TEXTO PARA ANÁLISE ->

A bicicleta tem wi-fi e uma enorme tela touch screen, pela qual o usuário acessa um universo de outras pessoas pedalando, sabe quem está fazendo que treino, com quais resultados, ao vivo. Com mais de 450 mil unidades vendidas, a rede de contatos é imensa. No Facebook, no Instagram e até no Twitter, as pessoas se reconhecem, se curtem – e até se encontram ao vivo. E é aí que mora o must. O segredo é social.
Dias atrás, a nova concorrente do Peloton, a SoulCycle, lançou sua versão, bem similar. O timing foi perfeito. Com a pandemia de coronavírus fazendo do isolamento social e da quarentena o novo normal, o que antes parecia uma forma estranha e antissocial de se exercitar em comum cai como uma luva. “Aposto que a senhora está doida para ter um Peloton agora”, já ironizam os adeptos nas redes sociais. O grande luxo dos dias de hoje, quem diria, é ter ter condições (e ânimo) de se exercitar em casa.
Tão longe, tão perto
Basta uma olhada no site para ter uma ideia da amplitude social da geringonça. Dividida em “tribos”, há grupos de Facebook para quem amamenta, iniciantes e pais solteiros, para quem madruga, quem é grande (este se chama XXL), quem faz crossfit ou ioga; há clubes de livros para mães, grupos para quem tem mais de 50 e para millennials; há ainda separação por profissão, por cidade, tribos de judeus e cristãos, grupos para a comunidade LGBTQ+… e até para fumantes e bebedores de Bourbon.
“Esses grupos pedalam com os instrutores ao vivo. Se não der, escolhem uma sessão gravada e todos fazem ao mesmo tempo”, afirma a Gama a entusiasta Crystal O’Keefe. “Um dos meus passatempos favoritos é logar numa pedalada ao vivo, ver meus amigos e mandar e receber high fives. Eu posso sentir o amor e o apoio virtualmente. É maravilhoso!”
O Peloton virou um lifestyle, em parte baseado nos instrutores influencers (ou “talentos”, como a empresa os chama): homens e mulheres de corpos esculpidos e vidas meticulosamente buriladas no Facebook e no Instagram que, no tempo livre, fazem transmissões ao vivo de treinos a partir de estúdios e, em tempos de pandemia, de suas próprias casas.

DADOS ->
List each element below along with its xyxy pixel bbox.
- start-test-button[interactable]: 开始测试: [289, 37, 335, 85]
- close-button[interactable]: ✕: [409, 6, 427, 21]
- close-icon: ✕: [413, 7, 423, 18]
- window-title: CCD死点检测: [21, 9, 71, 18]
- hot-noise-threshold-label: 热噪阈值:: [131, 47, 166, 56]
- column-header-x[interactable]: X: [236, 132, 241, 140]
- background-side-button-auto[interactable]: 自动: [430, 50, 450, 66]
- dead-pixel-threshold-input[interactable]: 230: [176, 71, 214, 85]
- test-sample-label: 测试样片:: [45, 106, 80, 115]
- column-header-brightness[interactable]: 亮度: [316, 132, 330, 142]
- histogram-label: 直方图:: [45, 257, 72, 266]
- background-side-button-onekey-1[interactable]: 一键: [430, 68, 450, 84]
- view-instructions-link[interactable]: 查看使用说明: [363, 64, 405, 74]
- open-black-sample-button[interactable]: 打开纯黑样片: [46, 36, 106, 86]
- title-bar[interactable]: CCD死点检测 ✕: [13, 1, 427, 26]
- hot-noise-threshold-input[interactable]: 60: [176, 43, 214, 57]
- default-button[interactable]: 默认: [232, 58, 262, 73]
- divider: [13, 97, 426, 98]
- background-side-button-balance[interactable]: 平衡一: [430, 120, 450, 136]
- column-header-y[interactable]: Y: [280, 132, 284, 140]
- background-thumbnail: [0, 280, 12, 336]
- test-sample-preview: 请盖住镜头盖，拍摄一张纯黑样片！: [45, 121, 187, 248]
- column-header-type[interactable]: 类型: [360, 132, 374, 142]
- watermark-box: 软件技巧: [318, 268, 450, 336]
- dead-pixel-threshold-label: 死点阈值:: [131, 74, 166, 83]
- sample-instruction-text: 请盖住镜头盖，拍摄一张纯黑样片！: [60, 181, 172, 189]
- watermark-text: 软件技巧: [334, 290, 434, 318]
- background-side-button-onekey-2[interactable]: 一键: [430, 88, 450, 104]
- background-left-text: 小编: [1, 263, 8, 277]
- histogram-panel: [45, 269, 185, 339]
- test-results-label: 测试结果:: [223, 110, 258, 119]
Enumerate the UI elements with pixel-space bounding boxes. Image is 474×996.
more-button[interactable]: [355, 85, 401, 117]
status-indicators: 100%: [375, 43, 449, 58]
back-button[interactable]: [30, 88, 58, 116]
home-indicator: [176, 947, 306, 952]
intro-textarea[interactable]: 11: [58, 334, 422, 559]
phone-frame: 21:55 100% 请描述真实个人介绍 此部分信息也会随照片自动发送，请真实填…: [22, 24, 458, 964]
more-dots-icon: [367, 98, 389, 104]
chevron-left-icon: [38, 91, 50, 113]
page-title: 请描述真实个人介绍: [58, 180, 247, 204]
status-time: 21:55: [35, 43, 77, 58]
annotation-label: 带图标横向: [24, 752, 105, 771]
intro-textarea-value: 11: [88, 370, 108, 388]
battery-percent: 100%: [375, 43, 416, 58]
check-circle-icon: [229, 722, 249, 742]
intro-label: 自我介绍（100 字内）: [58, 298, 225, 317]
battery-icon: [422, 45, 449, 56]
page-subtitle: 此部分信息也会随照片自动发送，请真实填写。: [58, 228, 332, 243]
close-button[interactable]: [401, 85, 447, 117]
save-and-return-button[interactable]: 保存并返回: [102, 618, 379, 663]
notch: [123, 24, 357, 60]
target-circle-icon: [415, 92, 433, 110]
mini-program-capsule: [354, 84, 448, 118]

ENUNCIADO -> Liste todas as redes sociais que o texto sobre o Peloton cita pelo nome.

RESOLUÇÃO -> Facebook, Instagram e Twitter.